## PROVIDED MATERIAL

★ ★ ★

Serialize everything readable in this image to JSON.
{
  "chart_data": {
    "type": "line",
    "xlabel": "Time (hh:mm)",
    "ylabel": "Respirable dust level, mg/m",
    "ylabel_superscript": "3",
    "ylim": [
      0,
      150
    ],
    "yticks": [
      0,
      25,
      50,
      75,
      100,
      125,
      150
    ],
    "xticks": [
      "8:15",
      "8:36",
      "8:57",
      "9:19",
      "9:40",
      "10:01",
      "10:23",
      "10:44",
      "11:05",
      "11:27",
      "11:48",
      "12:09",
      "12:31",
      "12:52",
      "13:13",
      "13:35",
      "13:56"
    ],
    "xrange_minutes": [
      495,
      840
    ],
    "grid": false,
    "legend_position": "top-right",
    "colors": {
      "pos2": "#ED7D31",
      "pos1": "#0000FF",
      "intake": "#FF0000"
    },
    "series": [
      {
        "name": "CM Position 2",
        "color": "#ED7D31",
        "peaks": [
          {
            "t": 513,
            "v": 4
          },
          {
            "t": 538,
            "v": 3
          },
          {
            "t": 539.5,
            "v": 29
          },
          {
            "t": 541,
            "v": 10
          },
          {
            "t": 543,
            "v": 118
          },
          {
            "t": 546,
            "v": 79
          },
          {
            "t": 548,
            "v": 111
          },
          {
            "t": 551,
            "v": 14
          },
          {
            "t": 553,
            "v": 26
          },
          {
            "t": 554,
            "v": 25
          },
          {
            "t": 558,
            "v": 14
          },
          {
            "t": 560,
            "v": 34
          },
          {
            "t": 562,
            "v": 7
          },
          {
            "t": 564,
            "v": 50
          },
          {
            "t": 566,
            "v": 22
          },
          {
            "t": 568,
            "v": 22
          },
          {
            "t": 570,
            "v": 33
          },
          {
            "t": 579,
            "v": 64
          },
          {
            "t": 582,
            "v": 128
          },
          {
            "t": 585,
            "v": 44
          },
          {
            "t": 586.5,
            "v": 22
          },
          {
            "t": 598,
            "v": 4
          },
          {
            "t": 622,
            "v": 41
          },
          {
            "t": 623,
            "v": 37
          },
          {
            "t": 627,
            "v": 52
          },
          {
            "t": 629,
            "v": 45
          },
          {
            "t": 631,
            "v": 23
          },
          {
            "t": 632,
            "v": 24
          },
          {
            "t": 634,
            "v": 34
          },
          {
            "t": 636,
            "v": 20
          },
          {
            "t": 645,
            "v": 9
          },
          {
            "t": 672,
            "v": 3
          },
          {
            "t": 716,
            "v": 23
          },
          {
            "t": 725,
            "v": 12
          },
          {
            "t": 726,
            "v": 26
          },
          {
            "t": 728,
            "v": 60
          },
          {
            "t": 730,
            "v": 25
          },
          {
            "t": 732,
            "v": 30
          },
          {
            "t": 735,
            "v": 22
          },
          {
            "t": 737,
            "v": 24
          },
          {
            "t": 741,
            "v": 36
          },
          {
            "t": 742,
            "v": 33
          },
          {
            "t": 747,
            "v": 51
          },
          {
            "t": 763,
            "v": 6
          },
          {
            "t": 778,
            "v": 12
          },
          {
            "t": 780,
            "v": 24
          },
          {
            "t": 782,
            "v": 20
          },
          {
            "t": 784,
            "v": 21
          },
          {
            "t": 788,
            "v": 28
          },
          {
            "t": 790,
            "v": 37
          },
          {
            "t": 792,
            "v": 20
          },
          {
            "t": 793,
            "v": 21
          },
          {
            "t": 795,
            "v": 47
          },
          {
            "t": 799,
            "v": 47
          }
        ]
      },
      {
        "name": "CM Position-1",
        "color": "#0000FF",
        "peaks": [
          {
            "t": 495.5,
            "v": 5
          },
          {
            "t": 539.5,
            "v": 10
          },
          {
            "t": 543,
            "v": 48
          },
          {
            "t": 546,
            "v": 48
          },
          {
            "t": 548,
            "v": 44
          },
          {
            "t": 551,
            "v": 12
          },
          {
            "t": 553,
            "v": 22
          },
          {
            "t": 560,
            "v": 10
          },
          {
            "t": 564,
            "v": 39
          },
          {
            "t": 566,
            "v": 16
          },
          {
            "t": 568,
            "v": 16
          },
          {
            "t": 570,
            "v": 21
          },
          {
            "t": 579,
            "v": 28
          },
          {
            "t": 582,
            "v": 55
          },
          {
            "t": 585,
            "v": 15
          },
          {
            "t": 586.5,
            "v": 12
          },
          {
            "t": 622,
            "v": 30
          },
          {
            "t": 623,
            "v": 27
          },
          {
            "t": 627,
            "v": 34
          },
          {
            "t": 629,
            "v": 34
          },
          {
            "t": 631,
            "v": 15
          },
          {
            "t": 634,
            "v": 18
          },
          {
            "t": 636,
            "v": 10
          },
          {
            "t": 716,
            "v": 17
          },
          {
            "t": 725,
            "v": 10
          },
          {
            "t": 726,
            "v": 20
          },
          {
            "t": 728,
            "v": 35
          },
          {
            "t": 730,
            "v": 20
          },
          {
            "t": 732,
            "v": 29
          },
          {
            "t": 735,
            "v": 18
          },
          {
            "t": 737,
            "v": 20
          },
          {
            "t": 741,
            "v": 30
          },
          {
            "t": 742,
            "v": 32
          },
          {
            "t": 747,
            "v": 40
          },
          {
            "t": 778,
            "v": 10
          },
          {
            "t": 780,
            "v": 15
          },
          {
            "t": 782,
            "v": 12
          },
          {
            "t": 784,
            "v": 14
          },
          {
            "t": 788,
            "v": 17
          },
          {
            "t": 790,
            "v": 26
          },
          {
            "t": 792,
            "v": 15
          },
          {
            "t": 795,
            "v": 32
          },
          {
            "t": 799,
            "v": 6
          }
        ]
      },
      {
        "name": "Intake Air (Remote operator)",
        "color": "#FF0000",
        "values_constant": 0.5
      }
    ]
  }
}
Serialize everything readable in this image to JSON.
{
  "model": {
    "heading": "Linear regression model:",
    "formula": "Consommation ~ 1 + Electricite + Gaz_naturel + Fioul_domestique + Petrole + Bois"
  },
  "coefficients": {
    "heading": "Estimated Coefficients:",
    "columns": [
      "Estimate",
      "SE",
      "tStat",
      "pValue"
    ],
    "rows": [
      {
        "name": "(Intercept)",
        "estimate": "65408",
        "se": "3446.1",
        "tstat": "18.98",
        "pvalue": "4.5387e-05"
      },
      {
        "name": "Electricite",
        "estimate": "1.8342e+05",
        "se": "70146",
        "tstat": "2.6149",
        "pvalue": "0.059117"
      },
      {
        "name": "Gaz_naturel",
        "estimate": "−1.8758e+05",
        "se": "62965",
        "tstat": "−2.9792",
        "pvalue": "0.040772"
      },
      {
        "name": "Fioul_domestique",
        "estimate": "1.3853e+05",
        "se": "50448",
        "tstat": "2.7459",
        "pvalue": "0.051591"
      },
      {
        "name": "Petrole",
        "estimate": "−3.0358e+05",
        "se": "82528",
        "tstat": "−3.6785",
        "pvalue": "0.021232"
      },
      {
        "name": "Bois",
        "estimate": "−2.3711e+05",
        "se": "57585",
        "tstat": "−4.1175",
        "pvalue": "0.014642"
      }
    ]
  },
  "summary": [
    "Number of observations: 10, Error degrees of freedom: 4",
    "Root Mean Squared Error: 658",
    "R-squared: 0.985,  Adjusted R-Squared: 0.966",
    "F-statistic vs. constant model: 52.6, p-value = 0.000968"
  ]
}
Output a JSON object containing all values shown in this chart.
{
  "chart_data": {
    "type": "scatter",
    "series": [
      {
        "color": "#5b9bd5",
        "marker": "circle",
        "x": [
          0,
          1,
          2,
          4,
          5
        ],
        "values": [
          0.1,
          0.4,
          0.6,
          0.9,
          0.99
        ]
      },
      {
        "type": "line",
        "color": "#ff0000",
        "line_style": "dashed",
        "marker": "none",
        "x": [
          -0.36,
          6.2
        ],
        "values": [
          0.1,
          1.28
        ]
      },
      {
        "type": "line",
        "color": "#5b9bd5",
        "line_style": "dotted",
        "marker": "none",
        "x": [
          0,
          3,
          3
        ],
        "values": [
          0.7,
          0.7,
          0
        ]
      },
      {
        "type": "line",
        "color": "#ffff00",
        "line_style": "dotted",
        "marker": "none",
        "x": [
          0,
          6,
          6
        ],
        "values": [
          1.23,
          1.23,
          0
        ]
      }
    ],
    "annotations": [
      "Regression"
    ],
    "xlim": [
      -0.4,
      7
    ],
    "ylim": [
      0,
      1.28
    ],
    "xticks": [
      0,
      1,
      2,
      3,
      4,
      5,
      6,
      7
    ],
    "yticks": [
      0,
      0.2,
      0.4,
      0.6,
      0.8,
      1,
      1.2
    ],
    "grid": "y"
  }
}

★ ★ ★

## EXERCISE PROMPT
Looking at the listing above, how many of its lines contain the string "model"? Give the number alone.

## WRITTEN SOLUTION
3